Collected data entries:
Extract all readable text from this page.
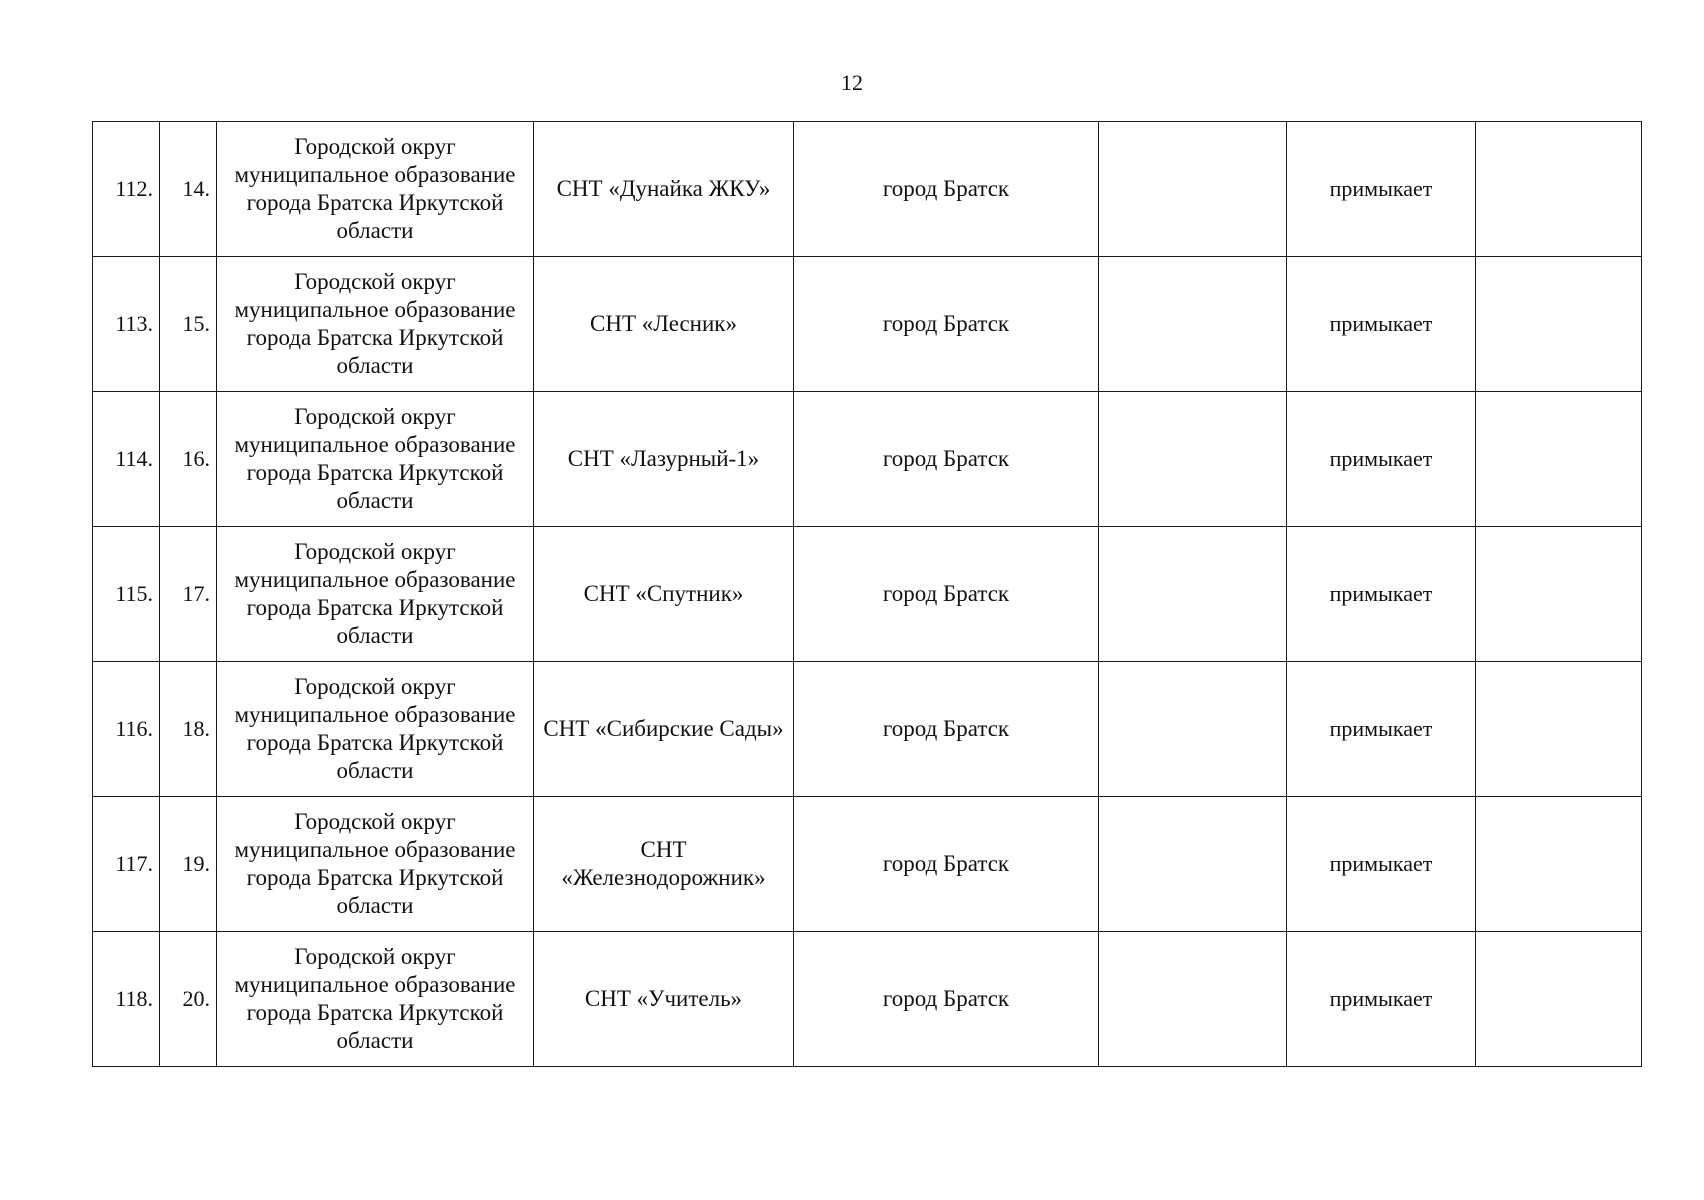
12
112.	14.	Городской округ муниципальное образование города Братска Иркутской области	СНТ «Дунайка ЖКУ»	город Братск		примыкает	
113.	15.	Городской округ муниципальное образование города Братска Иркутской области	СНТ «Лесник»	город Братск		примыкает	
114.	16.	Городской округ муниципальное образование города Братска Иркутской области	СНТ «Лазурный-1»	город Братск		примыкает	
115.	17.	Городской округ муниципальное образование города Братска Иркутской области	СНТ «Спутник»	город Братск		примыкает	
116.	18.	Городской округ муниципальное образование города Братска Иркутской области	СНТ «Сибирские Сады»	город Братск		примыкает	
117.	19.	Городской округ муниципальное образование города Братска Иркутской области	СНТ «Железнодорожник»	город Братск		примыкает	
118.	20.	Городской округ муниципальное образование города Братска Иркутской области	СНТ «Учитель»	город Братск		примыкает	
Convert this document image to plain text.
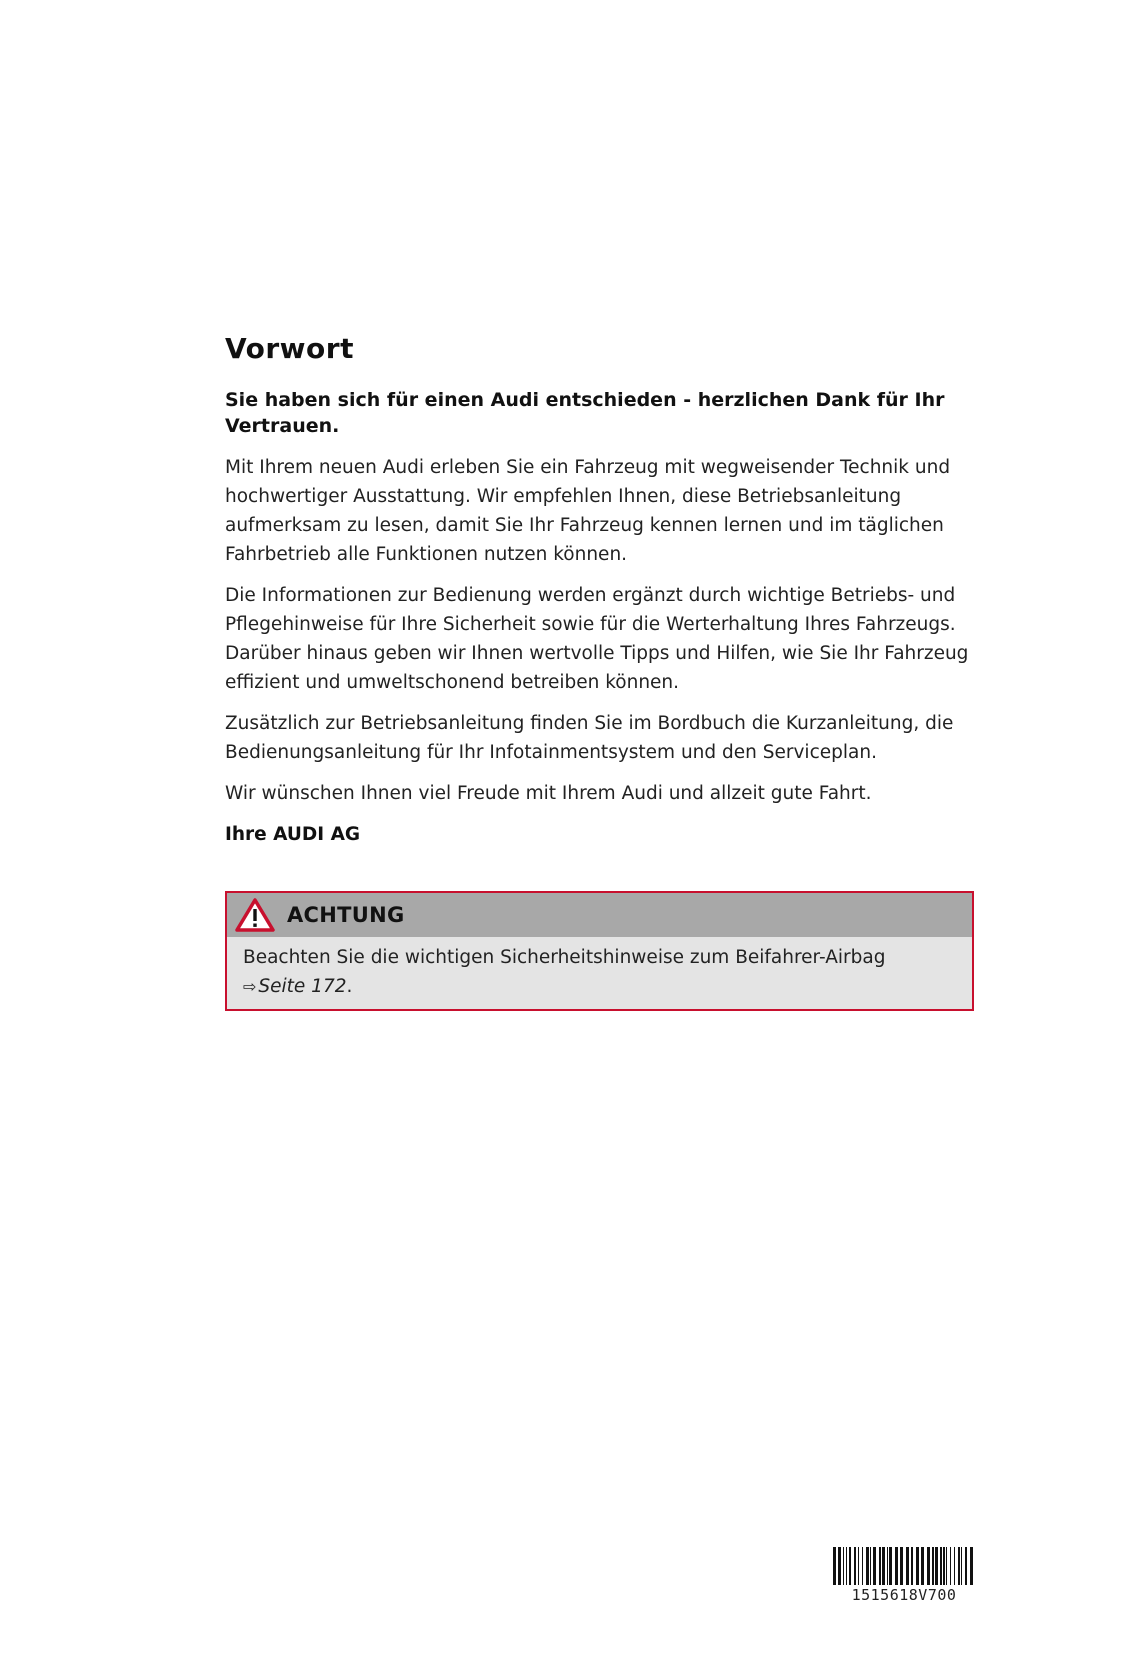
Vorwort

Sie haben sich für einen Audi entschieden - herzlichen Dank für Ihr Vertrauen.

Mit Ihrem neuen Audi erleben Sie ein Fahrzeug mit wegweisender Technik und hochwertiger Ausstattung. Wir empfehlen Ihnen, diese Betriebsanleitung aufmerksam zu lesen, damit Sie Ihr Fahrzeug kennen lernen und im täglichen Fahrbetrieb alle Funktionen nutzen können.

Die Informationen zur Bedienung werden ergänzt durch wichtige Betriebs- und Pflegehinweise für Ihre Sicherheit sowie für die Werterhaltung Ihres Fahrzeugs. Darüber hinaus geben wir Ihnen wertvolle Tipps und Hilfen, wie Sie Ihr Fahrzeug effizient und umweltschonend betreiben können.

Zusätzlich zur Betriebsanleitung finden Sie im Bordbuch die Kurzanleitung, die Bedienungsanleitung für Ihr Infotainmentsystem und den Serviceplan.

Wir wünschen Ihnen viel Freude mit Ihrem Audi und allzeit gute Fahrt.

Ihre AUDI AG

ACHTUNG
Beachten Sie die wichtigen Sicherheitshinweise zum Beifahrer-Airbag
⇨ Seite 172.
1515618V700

* **SET PROBLEM**
Reproduce each record above by retyping it exactly; omit all images.

* **TASK RESPONSE**
Extract all readable text from this page.
12
112.	14.	Городской округ муниципальное образование города Братска Иркутской области	СНТ «Дунайка ЖКУ»	город Братск		примыкает	
113.	15.	Городской округ муниципальное образование города Братска Иркутской области	СНТ «Лесник»	город Братск		примыкает	
114.	16.	Городской округ муниципальное образование города Братска Иркутской области	СНТ «Лазурный-1»	город Братск		примыкает	
115.	17.	Городской округ муниципальное образование города Братска Иркутской области	СНТ «Спутник»	город Братск		примыкает	
116.	18.	Городской округ муниципальное образование города Братска Иркутской области	СНТ «Сибирские Сады»	город Братск		примыкает	
117.	19.	Городской округ муниципальное образование города Братска Иркутской области	СНТ «Железнодорожник»	город Братск		примыкает	
118.	20.	Городской округ муниципальное образование города Братска Иркутской области	СНТ «Учитель»	город Братск		примыкает	
Convert this document image to plain text.
Vorwort

Sie haben sich für einen Audi entschieden - herzlichen Dank für Ihr Vertrauen.

Mit Ihrem neuen Audi erleben Sie ein Fahrzeug mit wegweisender Technik und hochwertiger Ausstattung. Wir empfehlen Ihnen, diese Betriebsanleitung aufmerksam zu lesen, damit Sie Ihr Fahrzeug kennen lernen und im täglichen Fahrbetrieb alle Funktionen nutzen können.

Die Informationen zur Bedienung werden ergänzt durch wichtige Betriebs- und Pflegehinweise für Ihre Sicherheit sowie für die Werterhaltung Ihres Fahrzeugs. Darüber hinaus geben wir Ihnen wertvolle Tipps und Hilfen, wie Sie Ihr Fahrzeug effizient und umweltschonend betreiben können.

Zusätzlich zur Betriebsanleitung finden Sie im Bordbuch die Kurzanleitung, die Bedienungsanleitung für Ihr Infotainmentsystem und den Serviceplan.

Wir wünschen Ihnen viel Freude mit Ihrem Audi und allzeit gute Fahrt.

Ihre AUDI AG

ACHTUNG
Beachten Sie die wichtigen Sicherheitshinweise zum Beifahrer-Airbag
⇨ Seite 172.
1515618V700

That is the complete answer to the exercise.